Input material:
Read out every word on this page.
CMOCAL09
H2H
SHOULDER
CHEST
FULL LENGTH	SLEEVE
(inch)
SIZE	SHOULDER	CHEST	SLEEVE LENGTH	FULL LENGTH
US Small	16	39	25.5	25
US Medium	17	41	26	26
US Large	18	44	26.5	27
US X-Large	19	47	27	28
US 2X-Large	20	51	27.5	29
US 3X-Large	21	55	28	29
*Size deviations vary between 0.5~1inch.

Directive: All of the lines above need to be given again exactly.

Task output:
Read out every word on this page.
CMOCAL09
H2H
SHOULDER
CHEST
FULL LENGTH	SLEEVE
(inch)
SIZE	SHOULDER	CHEST	SLEEVE LENGTH	FULL LENGTH
US Small	16	39	25.5	25
US Medium	17	41	26	26
US Large	18	44	26.5	27
US X-Large	19	47	27	28
US 2X-Large	20	51	27.5	29
US 3X-Large	21	55	28	29
*Size deviations vary between 0.5~1inch.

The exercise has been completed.